**Written exercise:**
A verbatim copy of the records is required, with all pictures left out.

**Data for the task:**
==================================================

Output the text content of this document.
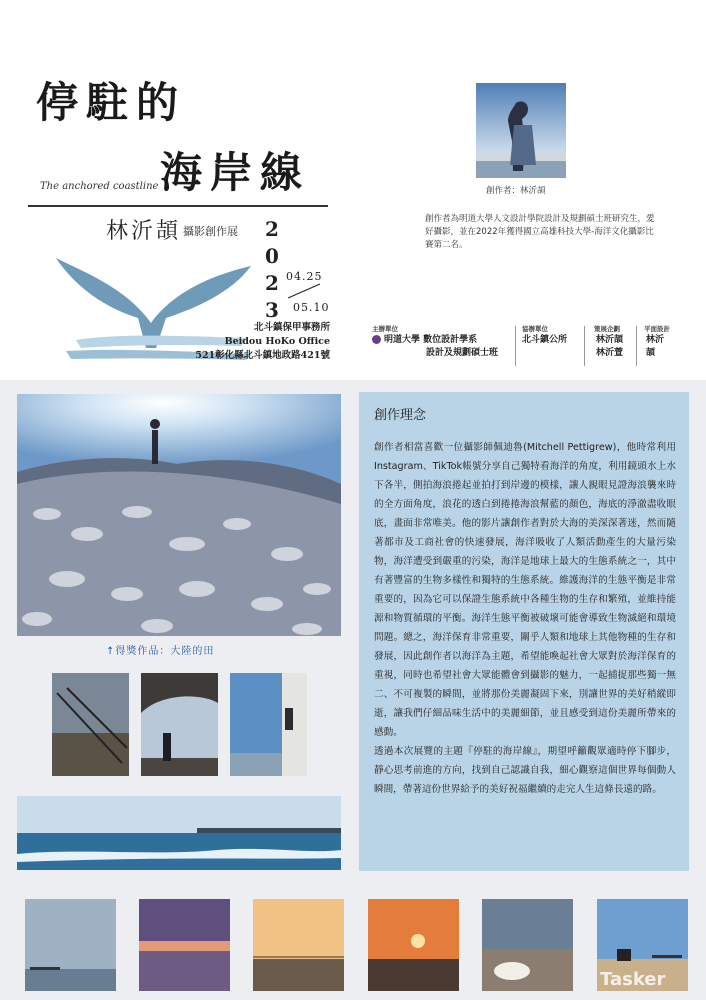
停駐的
海岸線
The anchored coastline
林沂頡 攝影創作展 2
0
2
3
04.25
05.10
北斗鎮保甲事務所
Beidou HoKo Office
521彰化縣北斗鎮地政路421號
創作者：林沂頡
創作者為明道大學人文設計學院設計及規劃碩士班研究生，愛好攝影，並在2022年獲得國立高雄科技大學-海洋文化攝影比賽第二名。
主辦單位
明道大學 數位設計學系
設計及規劃碩士班
協辦單位
北斗鎮公所
策展企劃
林沂頡
林沂萱
平面設計
林沂頡
↑得獎作品：大陸的田
創作理念
創作者相當喜歡一位攝影師佩迪魯(Mitchell Pettigrew)，他時常利用 Instagram、TikTok帳號分享自己獨特看海洋的角度，利用鏡頭水上水下各半，側拍海浪捲起並拍打到岸邊的模樣，讓人親眼見證海浪襲來時的全方面角度，浪花的透白到捲捲海浪幫藍的顏色，海底的淨澈盡收眼底，畫面非常唯美。他的影片讓創作者對於大海的美深深著迷，然而隨著都市及工商社會的快速發展，海洋吸收了人類活動產生的大量污染物，海洋遭受到嚴重的污染，海洋是地球上最大的生態系統之一，其中有著豐富的生物多樣性和獨特的生態系統。維護海洋的生態平衡是非常重要的，因為它可以保證生態系統中各種生物的生存和繁殖，並維持能源和物質循環的平衡。海洋生態平衡被破壞可能會導致生物滅絕和環境問題。總之，海洋保育非常重要，關乎人類和地球上其他物種的生存和發展，因此創作者以海洋為主題，希望能喚起社會大眾對於海洋保育的重視，同時也希望社會大眾能體會到攝影的魅力，一起捕捉那些獨一無二、不可複製的瞬間，並將那份美麗凝固下來，別讓世界的美好稍縱即逝，讓我們仔細品味生活中的美麗細節，並且感受到這份美麗所帶來的感動。
透過本次展覽的主題『停駐的海岸線』，期望呼籲觀眾適時停下腳步，靜心思考前進的方向，找到自己認識自我，細心觀察這個世界每個動人瞬間，帶著這份世界給予的美好祝福繼續的走完人生這條長遠的路。
Tasker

==================================================

**Result of this exercise:**
Output the text content of this document.
停駐的
海岸線
The anchored coastline
林沂頡 攝影創作展 2
0
2
3
04.25
05.10
北斗鎮保甲事務所
Beidou HoKo Office
521彰化縣北斗鎮地政路421號
創作者：林沂頡
創作者為明道大學人文設計學院設計及規劃碩士班研究生，愛好攝影，並在2022年獲得國立高雄科技大學-海洋文化攝影比賽第二名。
主辦單位
明道大學 數位設計學系
設計及規劃碩士班
協辦單位
北斗鎮公所
策展企劃
林沂頡
林沂萱
平面設計
林沂頡
↑得獎作品：大陸的田
創作理念
創作者相當喜歡一位攝影師佩迪魯(Mitchell Pettigrew)，他時常利用 Instagram、TikTok帳號分享自己獨特看海洋的角度，利用鏡頭水上水下各半，側拍海浪捲起並拍打到岸邊的模樣，讓人親眼見證海浪襲來時的全方面角度，浪花的透白到捲捲海浪幫藍的顏色，海底的淨澈盡收眼底，畫面非常唯美。他的影片讓創作者對於大海的美深深著迷，然而隨著都市及工商社會的快速發展，海洋吸收了人類活動產生的大量污染物，海洋遭受到嚴重的污染，海洋是地球上最大的生態系統之一，其中有著豐富的生物多樣性和獨特的生態系統。維護海洋的生態平衡是非常重要的，因為它可以保證生態系統中各種生物的生存和繁殖，並維持能源和物質循環的平衡。海洋生態平衡被破壞可能會導致生物滅絕和環境問題。總之，海洋保育非常重要，關乎人類和地球上其他物種的生存和發展，因此創作者以海洋為主題，希望能喚起社會大眾對於海洋保育的重視，同時也希望社會大眾能體會到攝影的魅力，一起捕捉那些獨一無二、不可複製的瞬間，並將那份美麗凝固下來，別讓世界的美好稍縱即逝，讓我們仔細品味生活中的美麗細節，並且感受到這份美麗所帶來的感動。
透過本次展覽的主題『停駐的海岸線』，期望呼籲觀眾適時停下腳步，靜心思考前進的方向，找到自己認識自我，細心觀察這個世界每個動人瞬間，帶著這份世界給予的美好祝福繼續的走完人生這條長遠的路。
Tasker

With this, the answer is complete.